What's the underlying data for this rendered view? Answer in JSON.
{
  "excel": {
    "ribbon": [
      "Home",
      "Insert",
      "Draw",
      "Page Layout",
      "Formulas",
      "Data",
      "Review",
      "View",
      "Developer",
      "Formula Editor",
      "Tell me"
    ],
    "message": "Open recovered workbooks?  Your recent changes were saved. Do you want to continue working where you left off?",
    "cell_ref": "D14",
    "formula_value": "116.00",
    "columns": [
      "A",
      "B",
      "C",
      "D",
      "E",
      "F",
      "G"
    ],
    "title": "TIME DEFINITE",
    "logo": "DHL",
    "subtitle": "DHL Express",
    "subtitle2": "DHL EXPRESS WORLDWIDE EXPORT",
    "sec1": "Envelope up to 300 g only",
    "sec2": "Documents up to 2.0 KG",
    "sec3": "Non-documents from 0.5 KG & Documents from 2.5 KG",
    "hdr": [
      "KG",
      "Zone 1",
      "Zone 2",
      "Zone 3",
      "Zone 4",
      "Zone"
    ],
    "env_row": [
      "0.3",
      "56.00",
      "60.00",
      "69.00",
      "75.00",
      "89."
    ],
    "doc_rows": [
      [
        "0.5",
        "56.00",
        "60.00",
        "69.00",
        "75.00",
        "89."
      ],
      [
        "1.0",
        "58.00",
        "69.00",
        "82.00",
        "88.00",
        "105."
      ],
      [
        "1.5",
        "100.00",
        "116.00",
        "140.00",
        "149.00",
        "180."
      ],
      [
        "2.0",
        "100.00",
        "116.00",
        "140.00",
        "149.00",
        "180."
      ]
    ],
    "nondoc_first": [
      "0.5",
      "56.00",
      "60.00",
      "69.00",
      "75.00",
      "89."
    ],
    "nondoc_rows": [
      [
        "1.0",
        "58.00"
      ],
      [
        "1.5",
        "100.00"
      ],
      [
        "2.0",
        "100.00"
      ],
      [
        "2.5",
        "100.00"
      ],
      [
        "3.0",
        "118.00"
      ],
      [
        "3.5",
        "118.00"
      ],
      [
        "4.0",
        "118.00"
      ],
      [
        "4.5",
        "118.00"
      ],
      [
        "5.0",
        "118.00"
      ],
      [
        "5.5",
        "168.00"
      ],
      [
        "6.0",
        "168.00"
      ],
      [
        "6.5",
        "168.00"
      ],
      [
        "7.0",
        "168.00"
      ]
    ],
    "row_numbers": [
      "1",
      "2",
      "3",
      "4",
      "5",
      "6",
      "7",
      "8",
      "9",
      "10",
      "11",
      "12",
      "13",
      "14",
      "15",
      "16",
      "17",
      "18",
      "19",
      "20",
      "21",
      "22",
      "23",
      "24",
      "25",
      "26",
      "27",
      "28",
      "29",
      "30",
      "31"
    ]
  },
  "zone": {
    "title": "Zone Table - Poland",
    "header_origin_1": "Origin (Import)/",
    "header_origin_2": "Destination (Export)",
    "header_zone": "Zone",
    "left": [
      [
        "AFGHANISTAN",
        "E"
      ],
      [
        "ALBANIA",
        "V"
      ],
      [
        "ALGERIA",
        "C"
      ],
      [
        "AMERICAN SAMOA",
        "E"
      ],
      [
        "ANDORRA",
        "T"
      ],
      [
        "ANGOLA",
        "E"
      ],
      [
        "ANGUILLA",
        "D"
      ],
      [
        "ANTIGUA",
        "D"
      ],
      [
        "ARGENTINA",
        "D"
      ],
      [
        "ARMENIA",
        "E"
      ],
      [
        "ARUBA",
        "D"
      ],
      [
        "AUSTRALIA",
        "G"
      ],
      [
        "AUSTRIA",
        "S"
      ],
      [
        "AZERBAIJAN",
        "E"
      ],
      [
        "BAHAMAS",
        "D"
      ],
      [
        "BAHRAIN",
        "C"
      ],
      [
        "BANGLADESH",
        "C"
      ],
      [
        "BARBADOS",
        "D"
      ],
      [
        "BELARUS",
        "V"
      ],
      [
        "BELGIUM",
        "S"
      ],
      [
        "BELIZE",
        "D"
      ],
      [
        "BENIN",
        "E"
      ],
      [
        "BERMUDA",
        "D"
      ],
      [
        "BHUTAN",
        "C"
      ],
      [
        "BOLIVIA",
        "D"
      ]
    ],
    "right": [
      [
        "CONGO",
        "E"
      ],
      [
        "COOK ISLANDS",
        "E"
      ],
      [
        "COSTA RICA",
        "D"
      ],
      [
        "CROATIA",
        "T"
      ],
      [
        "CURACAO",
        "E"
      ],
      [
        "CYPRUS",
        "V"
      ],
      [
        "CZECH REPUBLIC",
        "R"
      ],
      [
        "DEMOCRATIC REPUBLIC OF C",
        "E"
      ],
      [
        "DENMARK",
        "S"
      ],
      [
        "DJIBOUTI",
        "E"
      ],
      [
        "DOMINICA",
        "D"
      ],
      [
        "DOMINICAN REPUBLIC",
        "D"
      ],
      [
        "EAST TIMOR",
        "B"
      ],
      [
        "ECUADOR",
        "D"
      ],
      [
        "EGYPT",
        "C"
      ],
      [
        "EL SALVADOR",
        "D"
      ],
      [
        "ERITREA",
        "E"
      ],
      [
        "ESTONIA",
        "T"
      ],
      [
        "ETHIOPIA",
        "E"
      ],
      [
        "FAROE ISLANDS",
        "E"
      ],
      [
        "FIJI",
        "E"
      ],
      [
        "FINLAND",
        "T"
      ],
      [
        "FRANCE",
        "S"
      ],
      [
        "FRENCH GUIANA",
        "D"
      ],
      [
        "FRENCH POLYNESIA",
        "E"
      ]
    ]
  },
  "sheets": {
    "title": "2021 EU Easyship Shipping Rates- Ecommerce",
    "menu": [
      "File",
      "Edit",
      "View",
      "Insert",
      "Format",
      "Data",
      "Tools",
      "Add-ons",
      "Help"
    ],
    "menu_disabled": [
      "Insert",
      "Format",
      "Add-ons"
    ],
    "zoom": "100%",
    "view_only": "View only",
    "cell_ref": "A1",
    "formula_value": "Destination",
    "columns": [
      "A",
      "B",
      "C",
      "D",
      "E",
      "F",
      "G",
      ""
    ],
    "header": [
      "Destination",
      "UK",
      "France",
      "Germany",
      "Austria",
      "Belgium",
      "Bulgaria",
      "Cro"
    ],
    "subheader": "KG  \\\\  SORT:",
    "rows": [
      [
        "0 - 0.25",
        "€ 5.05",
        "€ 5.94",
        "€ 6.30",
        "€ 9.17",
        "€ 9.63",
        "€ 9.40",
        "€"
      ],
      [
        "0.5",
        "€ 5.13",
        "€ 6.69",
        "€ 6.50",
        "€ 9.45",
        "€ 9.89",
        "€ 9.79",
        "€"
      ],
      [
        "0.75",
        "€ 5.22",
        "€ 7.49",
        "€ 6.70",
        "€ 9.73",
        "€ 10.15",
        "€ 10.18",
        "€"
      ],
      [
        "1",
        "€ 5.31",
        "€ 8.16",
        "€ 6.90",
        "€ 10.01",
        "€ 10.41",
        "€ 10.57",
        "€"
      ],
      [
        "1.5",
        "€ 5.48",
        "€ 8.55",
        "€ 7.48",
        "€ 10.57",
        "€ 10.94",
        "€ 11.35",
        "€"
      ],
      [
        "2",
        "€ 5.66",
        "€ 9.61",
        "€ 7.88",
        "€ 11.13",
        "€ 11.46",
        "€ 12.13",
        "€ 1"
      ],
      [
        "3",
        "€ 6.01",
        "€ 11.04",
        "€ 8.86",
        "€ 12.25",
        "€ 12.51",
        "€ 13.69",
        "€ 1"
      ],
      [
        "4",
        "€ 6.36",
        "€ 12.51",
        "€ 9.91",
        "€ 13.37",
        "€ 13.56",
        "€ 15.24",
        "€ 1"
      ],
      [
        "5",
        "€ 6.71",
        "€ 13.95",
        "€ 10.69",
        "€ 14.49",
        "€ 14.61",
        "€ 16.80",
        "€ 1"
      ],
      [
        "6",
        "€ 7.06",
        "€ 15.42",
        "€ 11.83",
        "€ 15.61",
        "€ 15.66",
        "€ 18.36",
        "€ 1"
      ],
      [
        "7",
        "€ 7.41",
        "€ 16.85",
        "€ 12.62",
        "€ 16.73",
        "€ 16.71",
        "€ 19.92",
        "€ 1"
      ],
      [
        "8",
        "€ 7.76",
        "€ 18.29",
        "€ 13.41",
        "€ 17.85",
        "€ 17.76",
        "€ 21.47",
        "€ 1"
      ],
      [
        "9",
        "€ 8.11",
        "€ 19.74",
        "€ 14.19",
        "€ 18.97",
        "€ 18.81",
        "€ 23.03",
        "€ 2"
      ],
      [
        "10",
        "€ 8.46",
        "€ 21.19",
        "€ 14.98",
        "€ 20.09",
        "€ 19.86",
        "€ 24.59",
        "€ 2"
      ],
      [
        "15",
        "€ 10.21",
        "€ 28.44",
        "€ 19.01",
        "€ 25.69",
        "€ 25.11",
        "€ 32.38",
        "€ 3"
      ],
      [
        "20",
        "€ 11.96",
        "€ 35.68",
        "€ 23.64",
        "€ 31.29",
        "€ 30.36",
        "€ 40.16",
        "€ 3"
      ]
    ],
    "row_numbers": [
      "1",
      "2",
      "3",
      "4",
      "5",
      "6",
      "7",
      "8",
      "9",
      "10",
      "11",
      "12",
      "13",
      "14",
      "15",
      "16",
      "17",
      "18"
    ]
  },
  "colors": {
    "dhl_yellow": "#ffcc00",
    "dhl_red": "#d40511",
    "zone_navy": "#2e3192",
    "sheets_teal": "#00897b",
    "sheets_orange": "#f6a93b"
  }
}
===
▶ [Your instructions] Which lines include the word "left"? Copy every one of them.

▶ [Solution to the exercise]
    "message": "Open recovered workbooks?  Your recent changes were saved. Do you want to continue working where you left off?",
    "left": [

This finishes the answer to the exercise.